• _Problem_: Give the number of lines that include the word "image", nothing more.
* * * *
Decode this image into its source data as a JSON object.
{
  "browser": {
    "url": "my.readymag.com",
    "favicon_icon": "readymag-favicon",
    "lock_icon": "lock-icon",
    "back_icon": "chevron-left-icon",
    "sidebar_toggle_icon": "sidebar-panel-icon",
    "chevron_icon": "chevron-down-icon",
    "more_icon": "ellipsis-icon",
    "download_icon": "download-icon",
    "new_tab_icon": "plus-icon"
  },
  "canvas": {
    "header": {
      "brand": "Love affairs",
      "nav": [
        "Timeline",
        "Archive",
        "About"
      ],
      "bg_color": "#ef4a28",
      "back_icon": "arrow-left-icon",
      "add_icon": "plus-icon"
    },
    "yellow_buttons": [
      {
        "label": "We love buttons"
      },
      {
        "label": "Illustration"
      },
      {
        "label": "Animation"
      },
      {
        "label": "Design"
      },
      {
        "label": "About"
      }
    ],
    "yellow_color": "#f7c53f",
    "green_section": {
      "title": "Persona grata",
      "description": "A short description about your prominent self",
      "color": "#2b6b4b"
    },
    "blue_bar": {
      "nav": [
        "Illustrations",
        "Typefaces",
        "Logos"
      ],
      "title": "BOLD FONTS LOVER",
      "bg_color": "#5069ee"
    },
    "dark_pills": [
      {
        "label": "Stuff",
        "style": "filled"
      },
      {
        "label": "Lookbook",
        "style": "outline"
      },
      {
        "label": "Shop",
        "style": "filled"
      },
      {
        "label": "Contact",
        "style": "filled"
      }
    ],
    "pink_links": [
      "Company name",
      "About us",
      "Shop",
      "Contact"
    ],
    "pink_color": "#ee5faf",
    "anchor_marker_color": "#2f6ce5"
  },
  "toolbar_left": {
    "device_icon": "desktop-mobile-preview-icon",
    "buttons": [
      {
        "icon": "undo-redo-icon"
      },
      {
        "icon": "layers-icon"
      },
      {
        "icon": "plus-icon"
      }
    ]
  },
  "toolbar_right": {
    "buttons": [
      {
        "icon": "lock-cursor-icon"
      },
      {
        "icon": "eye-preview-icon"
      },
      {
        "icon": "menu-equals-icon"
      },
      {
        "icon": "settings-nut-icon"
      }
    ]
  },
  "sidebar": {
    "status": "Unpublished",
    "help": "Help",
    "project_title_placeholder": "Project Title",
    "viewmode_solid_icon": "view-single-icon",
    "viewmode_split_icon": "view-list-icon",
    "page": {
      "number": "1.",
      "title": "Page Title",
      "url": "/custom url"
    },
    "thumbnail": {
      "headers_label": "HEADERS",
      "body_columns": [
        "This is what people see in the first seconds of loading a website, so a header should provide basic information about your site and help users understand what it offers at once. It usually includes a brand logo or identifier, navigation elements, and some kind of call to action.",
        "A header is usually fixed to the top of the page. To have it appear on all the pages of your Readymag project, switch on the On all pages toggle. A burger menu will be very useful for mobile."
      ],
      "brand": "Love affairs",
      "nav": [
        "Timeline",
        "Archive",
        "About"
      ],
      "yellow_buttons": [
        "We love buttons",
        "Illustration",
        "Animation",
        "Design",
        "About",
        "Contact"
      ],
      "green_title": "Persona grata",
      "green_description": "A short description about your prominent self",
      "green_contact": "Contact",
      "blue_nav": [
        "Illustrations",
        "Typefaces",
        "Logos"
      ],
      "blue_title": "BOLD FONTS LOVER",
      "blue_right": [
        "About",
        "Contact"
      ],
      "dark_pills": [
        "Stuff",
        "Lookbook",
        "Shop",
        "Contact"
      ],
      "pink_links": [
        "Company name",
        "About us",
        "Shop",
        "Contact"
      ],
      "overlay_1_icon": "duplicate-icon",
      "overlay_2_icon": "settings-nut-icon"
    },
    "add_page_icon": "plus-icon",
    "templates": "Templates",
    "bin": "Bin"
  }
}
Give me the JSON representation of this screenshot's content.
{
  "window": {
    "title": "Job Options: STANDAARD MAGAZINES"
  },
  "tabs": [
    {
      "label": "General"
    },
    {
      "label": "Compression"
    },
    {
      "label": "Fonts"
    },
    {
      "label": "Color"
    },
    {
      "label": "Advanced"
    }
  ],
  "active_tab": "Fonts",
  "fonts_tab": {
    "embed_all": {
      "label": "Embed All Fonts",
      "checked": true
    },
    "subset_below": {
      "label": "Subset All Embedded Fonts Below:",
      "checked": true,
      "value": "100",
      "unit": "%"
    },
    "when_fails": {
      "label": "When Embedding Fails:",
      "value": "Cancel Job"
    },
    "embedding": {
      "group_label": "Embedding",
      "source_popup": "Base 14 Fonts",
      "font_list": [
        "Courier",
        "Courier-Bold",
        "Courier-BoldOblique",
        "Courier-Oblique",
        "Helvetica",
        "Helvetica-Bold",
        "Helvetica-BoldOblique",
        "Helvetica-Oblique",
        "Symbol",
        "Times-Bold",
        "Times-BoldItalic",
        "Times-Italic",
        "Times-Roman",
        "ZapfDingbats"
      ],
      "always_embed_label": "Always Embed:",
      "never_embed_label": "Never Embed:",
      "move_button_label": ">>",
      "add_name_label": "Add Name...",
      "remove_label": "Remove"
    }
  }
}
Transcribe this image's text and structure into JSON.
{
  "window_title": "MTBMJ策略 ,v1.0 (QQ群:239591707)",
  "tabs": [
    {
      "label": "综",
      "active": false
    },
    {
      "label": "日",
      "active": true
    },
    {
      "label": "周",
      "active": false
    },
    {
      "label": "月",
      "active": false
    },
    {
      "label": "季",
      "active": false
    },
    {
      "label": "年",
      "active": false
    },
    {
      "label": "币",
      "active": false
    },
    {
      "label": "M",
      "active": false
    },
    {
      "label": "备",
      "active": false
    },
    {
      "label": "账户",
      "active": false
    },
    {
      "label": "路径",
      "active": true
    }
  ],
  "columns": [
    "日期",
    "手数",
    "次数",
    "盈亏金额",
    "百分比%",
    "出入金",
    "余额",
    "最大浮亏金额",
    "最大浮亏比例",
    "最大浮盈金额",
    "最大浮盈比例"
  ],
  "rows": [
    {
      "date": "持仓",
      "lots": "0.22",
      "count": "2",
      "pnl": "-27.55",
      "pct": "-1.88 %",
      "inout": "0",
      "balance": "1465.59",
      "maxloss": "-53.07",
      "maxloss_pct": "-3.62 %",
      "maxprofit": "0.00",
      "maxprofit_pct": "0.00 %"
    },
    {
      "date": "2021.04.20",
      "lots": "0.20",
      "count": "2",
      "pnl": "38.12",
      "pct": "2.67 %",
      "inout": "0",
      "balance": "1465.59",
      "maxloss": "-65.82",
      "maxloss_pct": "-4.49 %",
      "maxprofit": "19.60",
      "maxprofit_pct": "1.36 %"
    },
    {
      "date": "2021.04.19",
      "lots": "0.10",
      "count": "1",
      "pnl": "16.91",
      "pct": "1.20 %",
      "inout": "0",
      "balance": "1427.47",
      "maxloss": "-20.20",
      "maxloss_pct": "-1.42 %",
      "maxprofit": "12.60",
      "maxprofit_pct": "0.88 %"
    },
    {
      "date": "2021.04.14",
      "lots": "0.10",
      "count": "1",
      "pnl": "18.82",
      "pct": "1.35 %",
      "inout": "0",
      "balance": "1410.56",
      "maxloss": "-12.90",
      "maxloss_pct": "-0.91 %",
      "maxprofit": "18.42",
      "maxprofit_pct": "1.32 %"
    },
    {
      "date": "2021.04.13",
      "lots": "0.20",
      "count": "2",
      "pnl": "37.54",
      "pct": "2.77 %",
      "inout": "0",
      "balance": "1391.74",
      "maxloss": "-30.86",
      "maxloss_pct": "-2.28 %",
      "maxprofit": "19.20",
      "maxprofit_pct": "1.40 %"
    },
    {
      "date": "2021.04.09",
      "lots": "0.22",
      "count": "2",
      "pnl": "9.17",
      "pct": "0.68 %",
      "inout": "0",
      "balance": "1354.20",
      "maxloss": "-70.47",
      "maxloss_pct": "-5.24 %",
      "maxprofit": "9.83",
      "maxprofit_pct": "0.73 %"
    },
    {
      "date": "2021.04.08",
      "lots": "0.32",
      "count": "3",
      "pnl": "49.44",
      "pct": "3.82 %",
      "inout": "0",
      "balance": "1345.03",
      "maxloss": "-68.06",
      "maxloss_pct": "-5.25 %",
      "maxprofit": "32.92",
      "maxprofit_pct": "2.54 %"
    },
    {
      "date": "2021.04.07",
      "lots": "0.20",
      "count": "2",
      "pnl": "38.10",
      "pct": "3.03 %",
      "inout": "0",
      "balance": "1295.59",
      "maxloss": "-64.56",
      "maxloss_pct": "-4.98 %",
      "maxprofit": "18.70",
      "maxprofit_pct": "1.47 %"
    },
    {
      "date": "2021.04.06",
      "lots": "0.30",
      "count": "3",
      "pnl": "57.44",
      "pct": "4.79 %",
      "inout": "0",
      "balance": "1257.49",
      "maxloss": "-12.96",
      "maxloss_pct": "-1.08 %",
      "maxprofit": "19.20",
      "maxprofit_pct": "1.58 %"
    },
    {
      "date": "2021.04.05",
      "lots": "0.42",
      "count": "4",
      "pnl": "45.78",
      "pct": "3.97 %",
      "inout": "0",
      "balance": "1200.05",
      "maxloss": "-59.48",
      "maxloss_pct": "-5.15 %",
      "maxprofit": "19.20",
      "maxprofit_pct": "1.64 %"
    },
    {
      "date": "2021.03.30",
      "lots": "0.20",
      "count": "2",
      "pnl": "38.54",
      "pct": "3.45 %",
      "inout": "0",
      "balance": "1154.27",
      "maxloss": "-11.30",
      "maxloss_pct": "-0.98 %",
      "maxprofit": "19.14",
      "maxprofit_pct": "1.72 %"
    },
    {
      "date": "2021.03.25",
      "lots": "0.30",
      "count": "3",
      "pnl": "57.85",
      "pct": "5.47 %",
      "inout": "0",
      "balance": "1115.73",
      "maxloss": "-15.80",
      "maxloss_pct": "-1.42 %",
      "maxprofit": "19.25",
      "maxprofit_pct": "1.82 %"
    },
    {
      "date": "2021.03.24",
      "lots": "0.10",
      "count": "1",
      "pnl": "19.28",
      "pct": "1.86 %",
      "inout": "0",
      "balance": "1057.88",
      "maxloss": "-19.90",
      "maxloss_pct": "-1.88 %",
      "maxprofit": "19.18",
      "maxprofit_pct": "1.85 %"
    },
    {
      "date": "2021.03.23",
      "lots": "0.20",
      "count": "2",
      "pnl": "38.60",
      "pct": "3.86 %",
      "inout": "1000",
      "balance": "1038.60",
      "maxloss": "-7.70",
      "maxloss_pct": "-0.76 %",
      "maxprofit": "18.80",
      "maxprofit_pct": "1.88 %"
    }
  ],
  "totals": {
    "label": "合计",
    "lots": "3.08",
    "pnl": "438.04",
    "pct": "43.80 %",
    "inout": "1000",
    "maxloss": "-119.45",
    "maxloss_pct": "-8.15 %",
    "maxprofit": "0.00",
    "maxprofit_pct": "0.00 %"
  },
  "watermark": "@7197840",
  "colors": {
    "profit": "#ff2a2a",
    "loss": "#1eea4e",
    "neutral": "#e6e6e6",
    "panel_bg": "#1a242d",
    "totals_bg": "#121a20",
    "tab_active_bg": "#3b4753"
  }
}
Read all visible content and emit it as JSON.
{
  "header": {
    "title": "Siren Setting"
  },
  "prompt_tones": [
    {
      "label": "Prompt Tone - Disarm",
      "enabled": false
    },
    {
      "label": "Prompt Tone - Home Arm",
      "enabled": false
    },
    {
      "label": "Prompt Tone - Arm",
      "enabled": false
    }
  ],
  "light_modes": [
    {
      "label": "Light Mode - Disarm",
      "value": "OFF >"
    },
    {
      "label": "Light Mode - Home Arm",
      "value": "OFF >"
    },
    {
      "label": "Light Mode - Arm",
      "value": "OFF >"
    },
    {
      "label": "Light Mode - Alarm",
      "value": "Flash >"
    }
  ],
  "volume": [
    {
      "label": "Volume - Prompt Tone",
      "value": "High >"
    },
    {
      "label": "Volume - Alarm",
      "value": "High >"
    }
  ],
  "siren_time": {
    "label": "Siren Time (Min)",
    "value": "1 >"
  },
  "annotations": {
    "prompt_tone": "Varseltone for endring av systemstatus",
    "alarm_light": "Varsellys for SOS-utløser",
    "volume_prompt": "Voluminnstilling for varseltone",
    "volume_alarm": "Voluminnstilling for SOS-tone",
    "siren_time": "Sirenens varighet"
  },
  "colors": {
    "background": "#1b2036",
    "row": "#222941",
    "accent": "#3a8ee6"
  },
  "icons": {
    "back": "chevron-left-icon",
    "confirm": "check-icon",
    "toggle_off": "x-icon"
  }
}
* * * *
• _Finished answer_: 2